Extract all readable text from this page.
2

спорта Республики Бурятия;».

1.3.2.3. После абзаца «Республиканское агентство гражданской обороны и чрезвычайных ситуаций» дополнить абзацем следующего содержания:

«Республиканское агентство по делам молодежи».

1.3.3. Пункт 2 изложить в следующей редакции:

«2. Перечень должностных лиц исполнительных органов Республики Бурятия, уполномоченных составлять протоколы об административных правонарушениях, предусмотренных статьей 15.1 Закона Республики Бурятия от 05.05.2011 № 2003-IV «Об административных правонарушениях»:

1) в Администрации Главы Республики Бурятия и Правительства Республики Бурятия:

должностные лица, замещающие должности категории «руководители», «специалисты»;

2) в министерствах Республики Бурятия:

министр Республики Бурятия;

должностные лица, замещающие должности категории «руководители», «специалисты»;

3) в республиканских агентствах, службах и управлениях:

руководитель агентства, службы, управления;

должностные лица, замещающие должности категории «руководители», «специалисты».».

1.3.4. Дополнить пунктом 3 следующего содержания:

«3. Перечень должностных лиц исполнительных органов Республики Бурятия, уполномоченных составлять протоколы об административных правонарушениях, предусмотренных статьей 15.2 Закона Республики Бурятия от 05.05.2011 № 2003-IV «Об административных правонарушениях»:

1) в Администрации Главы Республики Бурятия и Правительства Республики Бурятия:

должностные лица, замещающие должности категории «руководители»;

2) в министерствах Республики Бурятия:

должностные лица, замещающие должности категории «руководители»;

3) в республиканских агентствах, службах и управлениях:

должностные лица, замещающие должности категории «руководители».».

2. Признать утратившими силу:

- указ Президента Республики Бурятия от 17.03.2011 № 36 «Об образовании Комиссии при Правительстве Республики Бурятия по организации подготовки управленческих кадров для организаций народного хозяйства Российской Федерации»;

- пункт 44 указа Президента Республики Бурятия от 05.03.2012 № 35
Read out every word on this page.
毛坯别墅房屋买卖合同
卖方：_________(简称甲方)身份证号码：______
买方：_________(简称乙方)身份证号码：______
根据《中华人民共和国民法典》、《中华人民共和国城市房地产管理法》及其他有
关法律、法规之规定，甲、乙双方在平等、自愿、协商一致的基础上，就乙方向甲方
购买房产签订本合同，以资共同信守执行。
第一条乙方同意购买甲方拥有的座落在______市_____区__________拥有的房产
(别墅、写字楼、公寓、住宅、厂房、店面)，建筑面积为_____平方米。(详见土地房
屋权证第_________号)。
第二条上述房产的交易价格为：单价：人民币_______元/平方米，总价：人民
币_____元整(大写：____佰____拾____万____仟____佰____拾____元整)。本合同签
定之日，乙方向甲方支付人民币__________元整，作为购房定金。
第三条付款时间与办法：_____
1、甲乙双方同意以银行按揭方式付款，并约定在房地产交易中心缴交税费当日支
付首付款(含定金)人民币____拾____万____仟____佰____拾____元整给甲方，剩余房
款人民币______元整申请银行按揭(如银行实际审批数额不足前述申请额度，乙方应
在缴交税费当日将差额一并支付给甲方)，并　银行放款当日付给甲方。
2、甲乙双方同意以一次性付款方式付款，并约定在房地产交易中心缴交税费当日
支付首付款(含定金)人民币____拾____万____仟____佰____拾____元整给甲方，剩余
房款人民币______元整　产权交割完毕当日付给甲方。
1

--- --- ---

Task to complete - Please set down the whole listing above without altering a single line.

Written answer -
Extract all readable text from this page.
2

спорта Республики Бурятия;».

1.3.2.3. После абзаца «Республиканское агентство гражданской обороны и чрезвычайных ситуаций» дополнить абзацем следующего содержания:

«Республиканское агентство по делам молодежи».

1.3.3. Пункт 2 изложить в следующей редакции:

«2. Перечень должностных лиц исполнительных органов Республики Бурятия, уполномоченных составлять протоколы об административных правонарушениях, предусмотренных статьей 15.1 Закона Республики Бурятия от 05.05.2011 № 2003-IV «Об административных правонарушениях»:

1) в Администрации Главы Республики Бурятия и Правительства Республики Бурятия:

должностные лица, замещающие должности категории «руководители», «специалисты»;

2) в министерствах Республики Бурятия:

министр Республики Бурятия;

должностные лица, замещающие должности категории «руководители», «специалисты»;

3) в республиканских агентствах, службах и управлениях:

руководитель агентства, службы, управления;

должностные лица, замещающие должности категории «руководители», «специалисты».».

1.3.4. Дополнить пунктом 3 следующего содержания:

«3. Перечень должностных лиц исполнительных органов Республики Бурятия, уполномоченных составлять протоколы об административных правонарушениях, предусмотренных статьей 15.2 Закона Республики Бурятия от 05.05.2011 № 2003-IV «Об административных правонарушениях»:

1) в Администрации Главы Республики Бурятия и Правительства Республики Бурятия:

должностные лица, замещающие должности категории «руководители»;

2) в министерствах Республики Бурятия:

должностные лица, замещающие должности категории «руководители»;

3) в республиканских агентствах, службах и управлениях:

должностные лица, замещающие должности категории «руководители».».

2. Признать утратившими силу:

- указ Президента Республики Бурятия от 17.03.2011 № 36 «Об образовании Комиссии при Правительстве Республики Бурятия по организации подготовки управленческих кадров для организаций народного хозяйства Российской Федерации»;

- пункт 44 указа Президента Республики Бурятия от 05.03.2012 № 35
Read out every word on this page.
毛坯别墅房屋买卖合同
卖方：_________(简称甲方)身份证号码：______
买方：_________(简称乙方)身份证号码：______
根据《中华人民共和国民法典》、《中华人民共和国城市房地产管理法》及其他有
关法律、法规之规定，甲、乙双方在平等、自愿、协商一致的基础上，就乙方向甲方
购买房产签订本合同，以资共同信守执行。
第一条乙方同意购买甲方拥有的座落在______市_____区__________拥有的房产
(别墅、写字楼、公寓、住宅、厂房、店面)，建筑面积为_____平方米。(详见土地房
屋权证第_________号)。
第二条上述房产的交易价格为：单价：人民币_______元/平方米，总价：人民
币_____元整(大写：____佰____拾____万____仟____佰____拾____元整)。本合同签
定之日，乙方向甲方支付人民币__________元整，作为购房定金。
第三条付款时间与办法：_____
1、甲乙双方同意以银行按揭方式付款，并约定在房地产交易中心缴交税费当日支
付首付款(含定金)人民币____拾____万____仟____佰____拾____元整给甲方，剩余房
款人民币______元整申请银行按揭(如银行实际审批数额不足前述申请额度，乙方应
在缴交税费当日将差额一并支付给甲方)，并　银行放款当日付给甲方。
2、甲乙双方同意以一次性付款方式付款，并约定在房地产交易中心缴交税费当日
支付首付款(含定金)人民币____拾____万____仟____佰____拾____元整给甲方，剩余
房款人民币______元整　产权交割完毕当日付给甲方。
1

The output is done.